— start —

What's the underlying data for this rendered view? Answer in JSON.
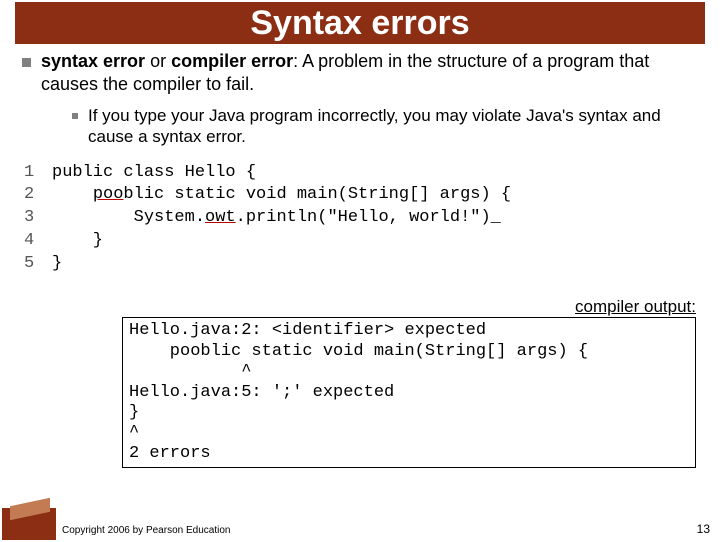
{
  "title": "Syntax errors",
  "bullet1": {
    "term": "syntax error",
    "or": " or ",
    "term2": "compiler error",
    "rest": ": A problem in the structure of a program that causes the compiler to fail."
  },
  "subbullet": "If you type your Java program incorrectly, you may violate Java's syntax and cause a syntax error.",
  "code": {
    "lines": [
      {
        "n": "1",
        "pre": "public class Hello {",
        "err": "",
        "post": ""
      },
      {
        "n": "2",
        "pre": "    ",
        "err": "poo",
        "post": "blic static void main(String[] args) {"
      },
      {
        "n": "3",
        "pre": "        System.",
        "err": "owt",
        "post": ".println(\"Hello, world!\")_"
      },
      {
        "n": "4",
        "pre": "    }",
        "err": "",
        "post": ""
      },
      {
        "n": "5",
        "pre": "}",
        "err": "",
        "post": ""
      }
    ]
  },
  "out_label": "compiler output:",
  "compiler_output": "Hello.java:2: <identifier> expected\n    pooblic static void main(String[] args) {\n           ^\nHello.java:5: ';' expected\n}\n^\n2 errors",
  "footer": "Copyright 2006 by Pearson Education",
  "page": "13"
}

— end —
— start —

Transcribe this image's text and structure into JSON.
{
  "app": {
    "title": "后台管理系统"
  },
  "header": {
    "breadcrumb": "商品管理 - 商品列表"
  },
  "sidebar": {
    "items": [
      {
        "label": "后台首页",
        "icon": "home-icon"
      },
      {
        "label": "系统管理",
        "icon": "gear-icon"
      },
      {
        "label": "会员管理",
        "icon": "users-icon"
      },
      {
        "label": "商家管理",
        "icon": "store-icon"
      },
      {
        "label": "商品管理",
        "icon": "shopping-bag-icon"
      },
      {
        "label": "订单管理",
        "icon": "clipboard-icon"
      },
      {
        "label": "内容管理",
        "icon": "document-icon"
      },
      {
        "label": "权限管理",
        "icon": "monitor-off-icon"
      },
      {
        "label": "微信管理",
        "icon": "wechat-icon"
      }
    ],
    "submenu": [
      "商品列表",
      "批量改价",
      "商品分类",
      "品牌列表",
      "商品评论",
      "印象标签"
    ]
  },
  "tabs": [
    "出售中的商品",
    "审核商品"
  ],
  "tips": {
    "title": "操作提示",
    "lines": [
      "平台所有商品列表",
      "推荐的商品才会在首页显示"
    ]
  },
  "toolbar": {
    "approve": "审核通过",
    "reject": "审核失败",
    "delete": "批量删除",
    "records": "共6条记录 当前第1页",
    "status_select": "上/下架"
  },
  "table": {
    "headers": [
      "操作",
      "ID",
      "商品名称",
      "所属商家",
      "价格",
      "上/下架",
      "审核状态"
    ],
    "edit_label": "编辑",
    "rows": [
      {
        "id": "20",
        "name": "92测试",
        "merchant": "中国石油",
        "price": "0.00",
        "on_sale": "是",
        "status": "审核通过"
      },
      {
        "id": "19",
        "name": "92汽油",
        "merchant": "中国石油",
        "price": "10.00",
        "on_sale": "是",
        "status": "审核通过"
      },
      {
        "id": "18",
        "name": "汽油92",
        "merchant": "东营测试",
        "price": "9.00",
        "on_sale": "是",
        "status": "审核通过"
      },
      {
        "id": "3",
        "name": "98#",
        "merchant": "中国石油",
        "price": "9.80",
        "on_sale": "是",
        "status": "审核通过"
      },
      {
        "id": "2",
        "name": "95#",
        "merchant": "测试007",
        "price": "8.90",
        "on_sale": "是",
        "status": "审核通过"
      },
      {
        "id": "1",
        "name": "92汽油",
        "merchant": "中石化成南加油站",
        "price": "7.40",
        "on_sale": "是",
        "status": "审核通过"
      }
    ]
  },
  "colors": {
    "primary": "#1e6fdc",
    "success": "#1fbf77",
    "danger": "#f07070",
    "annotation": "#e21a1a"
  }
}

— end —
— start —

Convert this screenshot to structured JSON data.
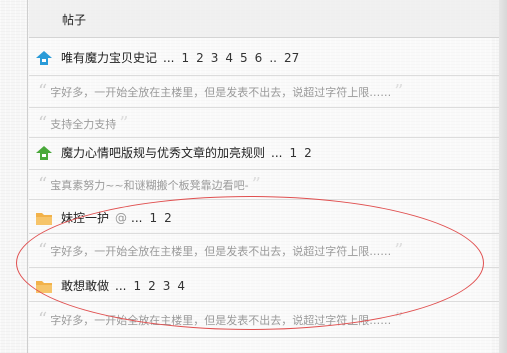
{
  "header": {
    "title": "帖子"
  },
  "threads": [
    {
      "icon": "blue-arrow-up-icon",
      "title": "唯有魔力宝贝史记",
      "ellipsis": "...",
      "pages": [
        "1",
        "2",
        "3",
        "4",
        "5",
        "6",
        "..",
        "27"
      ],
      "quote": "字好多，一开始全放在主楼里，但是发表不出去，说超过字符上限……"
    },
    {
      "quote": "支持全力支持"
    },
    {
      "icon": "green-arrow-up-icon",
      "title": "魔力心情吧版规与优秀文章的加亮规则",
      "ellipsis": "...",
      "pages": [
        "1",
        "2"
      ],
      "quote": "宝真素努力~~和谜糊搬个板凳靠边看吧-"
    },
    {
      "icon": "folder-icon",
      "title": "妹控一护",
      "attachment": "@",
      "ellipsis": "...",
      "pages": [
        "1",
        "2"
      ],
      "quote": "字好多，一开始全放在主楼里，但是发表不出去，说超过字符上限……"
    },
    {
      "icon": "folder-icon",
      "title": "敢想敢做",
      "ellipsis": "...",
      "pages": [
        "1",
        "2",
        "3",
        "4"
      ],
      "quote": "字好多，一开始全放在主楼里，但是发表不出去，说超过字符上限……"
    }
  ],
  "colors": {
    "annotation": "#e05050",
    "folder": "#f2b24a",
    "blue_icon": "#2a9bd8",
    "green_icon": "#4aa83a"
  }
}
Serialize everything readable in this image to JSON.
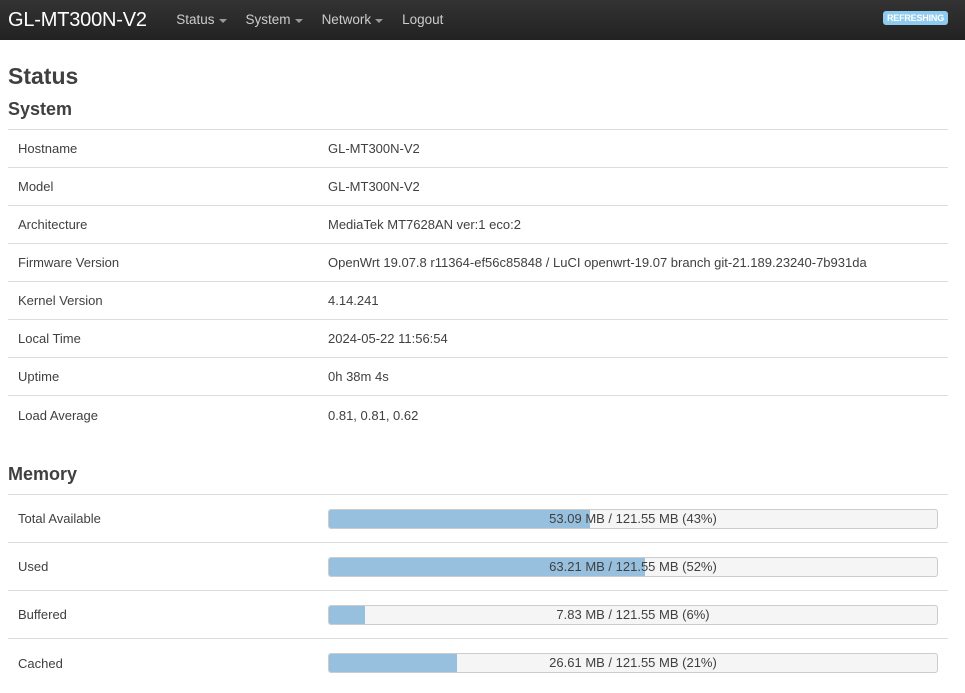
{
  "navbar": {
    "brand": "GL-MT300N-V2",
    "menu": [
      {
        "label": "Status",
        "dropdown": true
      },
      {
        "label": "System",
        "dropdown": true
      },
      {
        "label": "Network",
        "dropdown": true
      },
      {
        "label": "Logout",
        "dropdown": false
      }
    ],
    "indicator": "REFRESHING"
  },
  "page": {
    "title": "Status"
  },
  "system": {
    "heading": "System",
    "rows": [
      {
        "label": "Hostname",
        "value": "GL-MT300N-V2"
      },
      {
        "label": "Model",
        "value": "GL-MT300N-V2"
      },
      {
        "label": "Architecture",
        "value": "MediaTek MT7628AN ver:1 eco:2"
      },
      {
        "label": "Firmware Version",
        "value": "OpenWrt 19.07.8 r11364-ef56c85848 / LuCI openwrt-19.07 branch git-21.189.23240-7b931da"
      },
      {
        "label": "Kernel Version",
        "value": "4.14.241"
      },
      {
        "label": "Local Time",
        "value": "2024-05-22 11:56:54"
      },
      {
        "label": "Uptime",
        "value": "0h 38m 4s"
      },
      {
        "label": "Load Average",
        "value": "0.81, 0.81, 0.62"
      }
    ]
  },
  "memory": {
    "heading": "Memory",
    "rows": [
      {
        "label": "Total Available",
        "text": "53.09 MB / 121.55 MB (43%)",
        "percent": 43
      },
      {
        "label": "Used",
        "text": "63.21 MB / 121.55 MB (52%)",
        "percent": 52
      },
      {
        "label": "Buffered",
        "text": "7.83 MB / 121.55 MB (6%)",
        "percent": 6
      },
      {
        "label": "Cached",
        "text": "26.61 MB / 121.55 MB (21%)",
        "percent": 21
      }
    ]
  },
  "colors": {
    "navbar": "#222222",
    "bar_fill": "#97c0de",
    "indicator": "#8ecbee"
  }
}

— end —

● Problem:
Tell how many lines contain the word "void", using only the number.

● Response below:
2